■ QUOTED PASSAGE
:::

Near the middle of the fish mouth-shaped rupture, the fracture occurred in a plane perpendicular to the hoop direction in a region with curving crack arrest features and a curving boundary, features consistent with fatigue fracture (Fig. 3). The fatigue region was located near the top of the pipe approximately 10.75 in. (27.3 cm) circumferentially away from the longitudinal seam and 12.8 to 18.3 in. (32.5 to 46.5 cm) downstream of a girth weld. The length of the fatigue region at the exterior surface was 5.52 in. (14.0 cm) long and extended through the pipe wall thickness along 1.95 in. (4.95 cm) at the interior surface. The remainder of the fracture beyond the fatigue region occurred on slant angles and was associated with necking deformation, features consistent with ductile overstress fracture.

Fig. 3
figure 3

Closer view of the fatigue region on the left fracture face

The exterior surface adjacent to the fatigue region had a shallow smooth depression consistent with heavy sliding contact with an object with a convex curved surface (Fig. 4). Based on a differential wall thickness measurement, the groove depth was 0.0196 in. (0.498 mm) near the middle of the fatigue region. The fracture adjacent to the sliding contact damage extended at a shallow angle relative to the exterior surface up to a depth of 0.098 in. (2.5 mm) (Fig. 5). Ratchet marks were observed on the fracture surface of the near-surface cracks radiating from the exterior surface, and the near-surface crack boundary had multiple curving segments, indicating crack initiation from multiple origins at the exterior surface. At the boundary of the near-surface crack, the fracture plane changed to a plane perpendicular to the hoop direction. Separate ratchet marks radiated from the near-surface crack boundary, consistent with fatigue initiation from multiple origins along the near-surface crack boundary.

Fig. 4
figure 4

Oblique view of the fatigue region on the left fracture face showing sliding contact damage bounded by the dashed line on the exterior surface adjacent to the fracture

Fig. 5
figure 5

Fatigue region in an area of through-wall penetration. A dashed line indicates the near-surface crack boundary, and unlabeled arrows indicate prominent fatigue crack arrest lines

SEM examination of the fatigue region revealed transgranular fracture features with river markings consistent with a cleavage or quasi-cleavage overstress fracture in the near-surface crack region (Fig. 6). Transgranular fracture features consistent with fatigue were observed emanating from the near-surface cracks. Multiple prominent crack arrest lines were observed, but fine fracture features were obliterated by post-fracture abrasion damage or were obscured by carbon-based deposits. Beyond the fatigue region, dimple features associated with micro void coalescence were observed in the ductile overstress portion of the rupture.

:::

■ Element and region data
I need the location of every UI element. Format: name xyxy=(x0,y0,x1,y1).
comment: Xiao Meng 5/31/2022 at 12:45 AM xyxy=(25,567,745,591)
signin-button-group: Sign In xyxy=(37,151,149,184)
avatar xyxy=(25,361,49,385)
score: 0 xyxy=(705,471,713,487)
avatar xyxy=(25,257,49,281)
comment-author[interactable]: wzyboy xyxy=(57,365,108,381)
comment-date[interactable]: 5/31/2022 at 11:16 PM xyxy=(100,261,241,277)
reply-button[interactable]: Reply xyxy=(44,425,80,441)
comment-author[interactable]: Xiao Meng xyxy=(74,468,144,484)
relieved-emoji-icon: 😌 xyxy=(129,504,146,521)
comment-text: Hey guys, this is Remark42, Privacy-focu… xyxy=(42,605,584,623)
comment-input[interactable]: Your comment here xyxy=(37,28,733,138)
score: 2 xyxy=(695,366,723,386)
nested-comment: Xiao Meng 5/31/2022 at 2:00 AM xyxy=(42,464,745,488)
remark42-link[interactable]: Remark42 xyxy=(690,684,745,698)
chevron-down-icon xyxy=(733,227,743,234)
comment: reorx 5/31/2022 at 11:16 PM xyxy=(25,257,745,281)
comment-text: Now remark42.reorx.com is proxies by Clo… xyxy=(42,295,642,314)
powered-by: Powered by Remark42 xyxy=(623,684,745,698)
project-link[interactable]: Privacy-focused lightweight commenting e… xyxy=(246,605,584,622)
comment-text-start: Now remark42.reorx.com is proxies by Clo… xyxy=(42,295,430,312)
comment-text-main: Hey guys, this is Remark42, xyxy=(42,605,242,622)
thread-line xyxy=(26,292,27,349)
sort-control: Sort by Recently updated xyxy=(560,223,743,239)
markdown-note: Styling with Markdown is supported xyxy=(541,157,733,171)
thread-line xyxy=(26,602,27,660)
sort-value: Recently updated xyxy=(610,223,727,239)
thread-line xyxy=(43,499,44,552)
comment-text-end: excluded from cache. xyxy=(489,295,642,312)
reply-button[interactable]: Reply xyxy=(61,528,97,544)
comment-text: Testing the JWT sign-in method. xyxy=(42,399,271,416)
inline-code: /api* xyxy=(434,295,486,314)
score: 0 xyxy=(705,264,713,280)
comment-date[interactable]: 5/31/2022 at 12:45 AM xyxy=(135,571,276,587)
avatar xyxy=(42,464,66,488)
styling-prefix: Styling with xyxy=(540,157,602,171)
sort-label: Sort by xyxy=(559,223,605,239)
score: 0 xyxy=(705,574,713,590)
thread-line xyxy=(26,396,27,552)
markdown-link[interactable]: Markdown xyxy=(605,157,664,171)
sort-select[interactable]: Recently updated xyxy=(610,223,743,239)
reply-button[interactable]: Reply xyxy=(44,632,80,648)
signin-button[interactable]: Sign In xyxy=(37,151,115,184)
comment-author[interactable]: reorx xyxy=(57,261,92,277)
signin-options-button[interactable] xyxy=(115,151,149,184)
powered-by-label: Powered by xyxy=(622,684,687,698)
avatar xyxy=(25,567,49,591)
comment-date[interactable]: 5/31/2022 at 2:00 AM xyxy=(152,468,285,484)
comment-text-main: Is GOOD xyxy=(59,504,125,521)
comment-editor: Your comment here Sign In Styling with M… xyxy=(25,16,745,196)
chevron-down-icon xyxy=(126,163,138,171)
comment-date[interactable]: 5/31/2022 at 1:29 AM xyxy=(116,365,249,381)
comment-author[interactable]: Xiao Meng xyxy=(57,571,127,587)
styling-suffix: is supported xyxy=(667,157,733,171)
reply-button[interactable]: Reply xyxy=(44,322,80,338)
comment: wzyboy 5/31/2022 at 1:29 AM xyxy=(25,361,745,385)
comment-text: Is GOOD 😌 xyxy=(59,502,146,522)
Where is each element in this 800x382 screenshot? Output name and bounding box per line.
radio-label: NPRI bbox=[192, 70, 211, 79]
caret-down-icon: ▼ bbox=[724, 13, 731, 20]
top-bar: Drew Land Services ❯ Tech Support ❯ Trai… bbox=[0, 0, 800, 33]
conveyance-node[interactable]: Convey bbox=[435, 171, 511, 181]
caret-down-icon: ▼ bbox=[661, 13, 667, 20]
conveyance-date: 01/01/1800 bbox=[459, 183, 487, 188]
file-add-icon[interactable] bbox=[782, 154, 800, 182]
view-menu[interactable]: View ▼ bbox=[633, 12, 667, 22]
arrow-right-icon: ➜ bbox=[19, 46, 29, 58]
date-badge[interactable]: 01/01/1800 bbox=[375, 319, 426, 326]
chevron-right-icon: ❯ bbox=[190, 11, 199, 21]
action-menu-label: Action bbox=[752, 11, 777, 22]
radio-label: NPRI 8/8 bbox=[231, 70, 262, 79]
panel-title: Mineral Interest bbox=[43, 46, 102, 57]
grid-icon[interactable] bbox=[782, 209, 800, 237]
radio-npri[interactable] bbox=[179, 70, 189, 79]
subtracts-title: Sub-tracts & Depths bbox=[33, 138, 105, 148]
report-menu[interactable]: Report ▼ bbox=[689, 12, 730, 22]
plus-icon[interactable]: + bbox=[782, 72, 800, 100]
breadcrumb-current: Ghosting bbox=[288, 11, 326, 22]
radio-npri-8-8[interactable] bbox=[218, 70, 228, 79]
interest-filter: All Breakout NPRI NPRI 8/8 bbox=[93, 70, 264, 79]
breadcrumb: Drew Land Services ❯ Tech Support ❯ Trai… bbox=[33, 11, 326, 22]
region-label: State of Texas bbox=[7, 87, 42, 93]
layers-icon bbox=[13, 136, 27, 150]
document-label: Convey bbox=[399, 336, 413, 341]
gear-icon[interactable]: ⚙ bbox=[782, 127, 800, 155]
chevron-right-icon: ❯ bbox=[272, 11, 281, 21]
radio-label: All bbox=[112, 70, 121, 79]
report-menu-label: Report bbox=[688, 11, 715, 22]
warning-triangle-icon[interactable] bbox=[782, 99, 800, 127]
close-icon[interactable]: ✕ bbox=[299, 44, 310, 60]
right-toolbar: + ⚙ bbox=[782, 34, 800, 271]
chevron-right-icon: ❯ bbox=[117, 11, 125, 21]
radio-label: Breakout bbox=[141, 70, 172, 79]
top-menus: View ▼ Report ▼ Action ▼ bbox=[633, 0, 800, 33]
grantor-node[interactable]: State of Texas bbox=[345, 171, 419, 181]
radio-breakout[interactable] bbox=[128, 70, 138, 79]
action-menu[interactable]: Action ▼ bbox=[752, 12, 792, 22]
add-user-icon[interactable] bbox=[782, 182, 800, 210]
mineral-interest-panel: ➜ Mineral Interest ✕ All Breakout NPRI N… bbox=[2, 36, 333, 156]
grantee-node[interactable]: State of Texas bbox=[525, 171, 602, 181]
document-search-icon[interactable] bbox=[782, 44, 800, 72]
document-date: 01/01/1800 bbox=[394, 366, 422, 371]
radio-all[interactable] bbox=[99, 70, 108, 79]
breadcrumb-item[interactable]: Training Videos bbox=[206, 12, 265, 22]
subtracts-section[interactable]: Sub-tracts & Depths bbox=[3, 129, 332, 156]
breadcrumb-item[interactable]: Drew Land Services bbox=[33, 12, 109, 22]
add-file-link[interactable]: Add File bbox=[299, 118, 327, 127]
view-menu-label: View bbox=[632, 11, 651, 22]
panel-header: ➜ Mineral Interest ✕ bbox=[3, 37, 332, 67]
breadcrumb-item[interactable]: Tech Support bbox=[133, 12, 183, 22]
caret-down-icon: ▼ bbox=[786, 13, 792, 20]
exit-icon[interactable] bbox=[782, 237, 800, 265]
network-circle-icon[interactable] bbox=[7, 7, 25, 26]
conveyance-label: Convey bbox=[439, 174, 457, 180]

:::

■ WORK TO DO
1) Duplicate the section of the pipe fracture passage from "Near the middle of the fish" up to and including "ductile overstress fracture.".
2) Condense the paragraph of the pipe fracture passage that begins "The exterior surface adjacent to the fatigue region" into a bulleted list that keeps its main facts.
3) According to the pipe fracture passage, how far downstream of a girth weld was the fatigue region located?

■ TASK-BY-TASK SOLUTIONS
1)
Near the middle of the fish mouth-shaped rupture, the fracture occurred in a plane perpendicular to the hoop direction in a region with curving crack arrest features and a curving boundary, features consistent with fatigue fracture (Fig. 3). The fatigue region was located near the top of the pipe approximately 10.75 in. (27.3 cm) circumferentially away from the longitudinal seam and 12.8 to 18.3 in. (32.5 to 46.5 cm) downstream of a girth weld. The length of the fatigue region at the exterior surface was 5.52 in. (14.0 cm) long and extended through the pipe wall thickness along 1.95 in. (4.95 cm) at the interior surface. The remainder of the fracture beyond the fatigue region occurred on slant angles and was associated with necking deformation, features consistent with ductile overstress fracture.

2)
- A shallow, smooth depression on the exterior surface next to the fatigue region was consistent with heavy sliding contact with an object that had a convex curved surface.
- A differential wall thickness measurement showed a groove depth of 0.0196 in. (0.498 mm) near the middle of the fatigue region.
- Next to the sliding contact damage, the fracture ran at a shallow angle to the exterior surface, reaching a depth of 0.098 in. (2.5 mm).
- Ratchet marks radiating from the exterior surface and a near-surface crack boundary with multiple curving segments showed that cracks initiated from multiple origins at the exterior surface.
- At the near-surface crack boundary, the fracture plane changed to one perpendicular to the hoop direction.
- Separate ratchet marks radiating from that boundary were consistent with fatigue initiating from multiple origins along it.

3) It was 12.8 to 18.3 in. (32.5 to 46.5 cm) downstream of a girth weld.